Task
List all lines in the material below that contain "setEnabled".

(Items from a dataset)

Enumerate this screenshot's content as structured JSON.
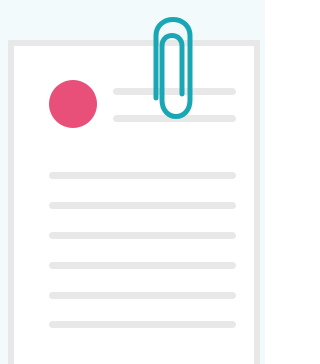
{
  "illustration": {
    "icon": "attached-document-icon",
    "colors": {
      "background": "#f2fafb",
      "paper": "#ffffff",
      "paper_border": "#e8e8e8",
      "avatar": "#e8507a",
      "text_lines": "#e8e8e8",
      "clip": "#1aa7b5"
    },
    "header_line_count": 2,
    "body_line_count": 6
  }
}
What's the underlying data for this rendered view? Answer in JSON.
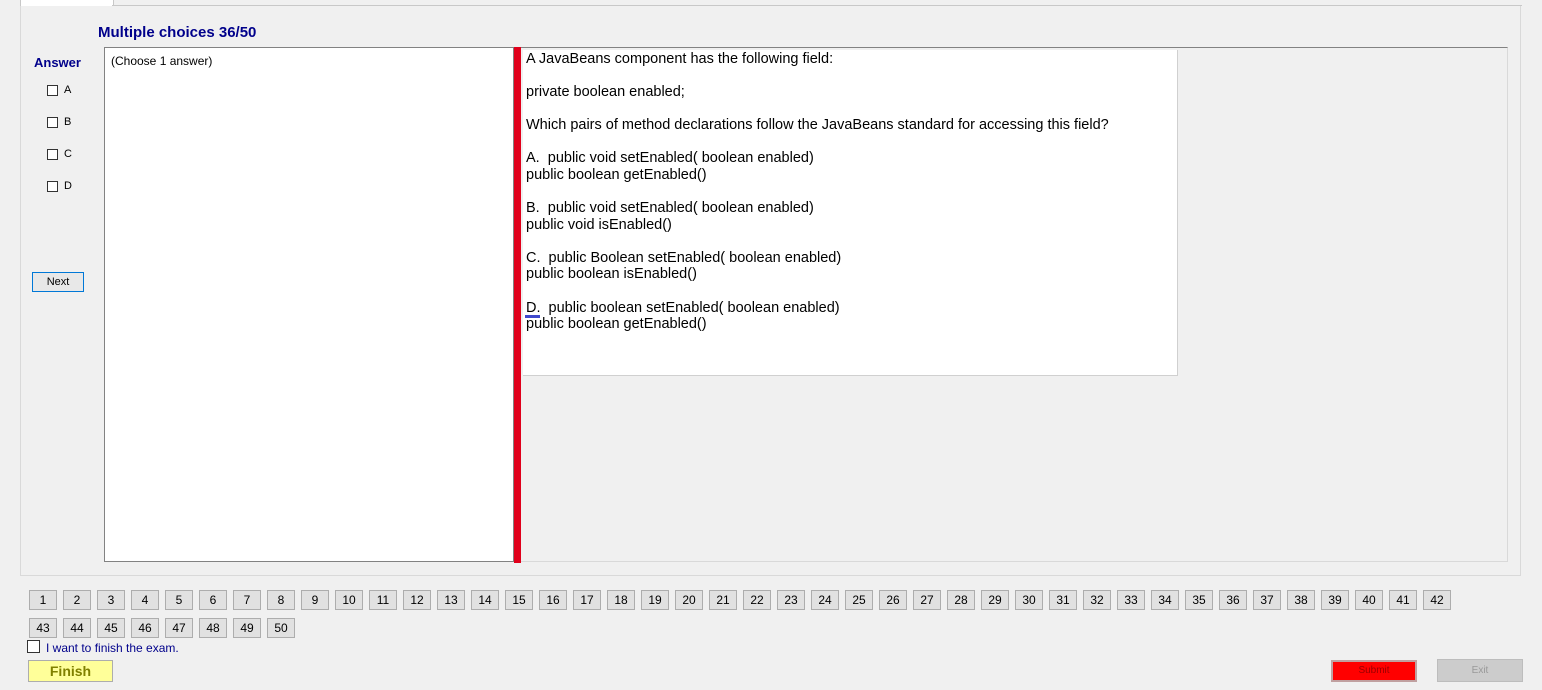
{
  "section_title": "Multiple choices 36/50",
  "answer_panel": {
    "label": "Answer",
    "options": [
      "A",
      "B",
      "C",
      "D"
    ],
    "next_label": "Next"
  },
  "instruction": "(Choose 1 answer)",
  "question_lines": [
    "A JavaBeans component has the following field:",
    "private boolean enabled;",
    "Which pairs of method declarations follow the JavaBeans standard for accessing this field?",
    "A.  public void setEnabled( boolean enabled)",
    "public boolean getEnabled()",
    "B.  public void setEnabled( boolean enabled)",
    "public void isEnabled()",
    "C.  public Boolean setEnabled( boolean enabled)",
    "public boolean isEnabled()",
    "D.  public boolean setEnabled( boolean enabled)",
    "public boolean getEnabled()"
  ],
  "question_numbers": [
    "1",
    "2",
    "3",
    "4",
    "5",
    "6",
    "7",
    "8",
    "9",
    "10",
    "11",
    "12",
    "13",
    "14",
    "15",
    "16",
    "17",
    "18",
    "19",
    "20",
    "21",
    "22",
    "23",
    "24",
    "25",
    "26",
    "27",
    "28",
    "29",
    "30",
    "31",
    "32",
    "33",
    "34",
    "35",
    "36",
    "37",
    "38",
    "39",
    "40",
    "41",
    "42",
    "43",
    "44",
    "45",
    "46",
    "47",
    "48",
    "49",
    "50"
  ],
  "finish_checkbox_label": "I want to finish the exam.",
  "finish_label": "Finish",
  "submit_label": "Submit",
  "exit_label": "Exit"
}
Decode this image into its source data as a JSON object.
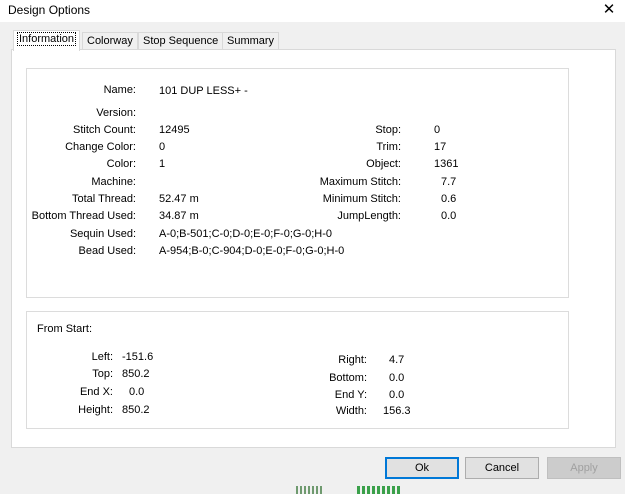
{
  "window": {
    "title": "Design Options",
    "close_glyph": "✕"
  },
  "tabs": [
    {
      "label": "Information"
    },
    {
      "label": "Colorway"
    },
    {
      "label": "Stop Sequence"
    },
    {
      "label": "Summary"
    }
  ],
  "info": {
    "name_label": "Name:",
    "name_value": "101 DUP LESS+ -",
    "version_label": "Version:",
    "version_value": "",
    "stitch_count_label": "Stitch Count:",
    "stitch_count_value": "12495",
    "change_color_label": "Change Color:",
    "change_color_value": "0",
    "color_label": "Color:",
    "color_value": "1",
    "machine_label": "Machine:",
    "machine_value": "",
    "total_thread_label": "Total Thread:",
    "total_thread_value": "52.47 m",
    "bottom_thread_label": "Bottom Thread Used:",
    "bottom_thread_value": "34.87 m",
    "sequin_label": "Sequin Used:",
    "sequin_value": "A-0;B-501;C-0;D-0;E-0;F-0;G-0;H-0",
    "bead_label": "Bead Used:",
    "bead_value": "A-954;B-0;C-904;D-0;E-0;F-0;G-0;H-0",
    "stop_label": "Stop:",
    "stop_value": "0",
    "trim_label": "Trim:",
    "trim_value": "17",
    "object_label": "Object:",
    "object_value": "1361",
    "max_stitch_label": "Maximum Stitch:",
    "max_stitch_value": "7.7",
    "min_stitch_label": "Minimum Stitch:",
    "min_stitch_value": "0.6",
    "jump_length_label": "JumpLength:",
    "jump_length_value": "0.0"
  },
  "from_start": {
    "heading": "From Start:",
    "left_label": "Left:",
    "left_value": "-151.6",
    "top_label": "Top:",
    "top_value": "850.2",
    "endx_label": "End X:",
    "endx_value": "0.0",
    "height_label": "Height:",
    "height_value": "850.2",
    "right_label": "Right:",
    "right_value": "4.7",
    "bottom_label": "Bottom:",
    "bottom_value": "0.0",
    "endy_label": "End Y:",
    "endy_value": "0.0",
    "width_label": "Width:",
    "width_value": "156.3"
  },
  "buttons": {
    "ok": "Ok",
    "cancel": "Cancel",
    "apply": "Apply"
  },
  "colors": {
    "focus": "#0078d7",
    "border": "#d9d9d9",
    "disabled_text": "#a0a0a0"
  }
}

Exercise answer
    "A.  public void setEnabled( boolean enabled)",
    "B.  public void setEnabled( boolean enabled)",
    "C.  public Boolean setEnabled( boolean enabled)",
    "D.  public boolean setEnabled( boolean enabled)",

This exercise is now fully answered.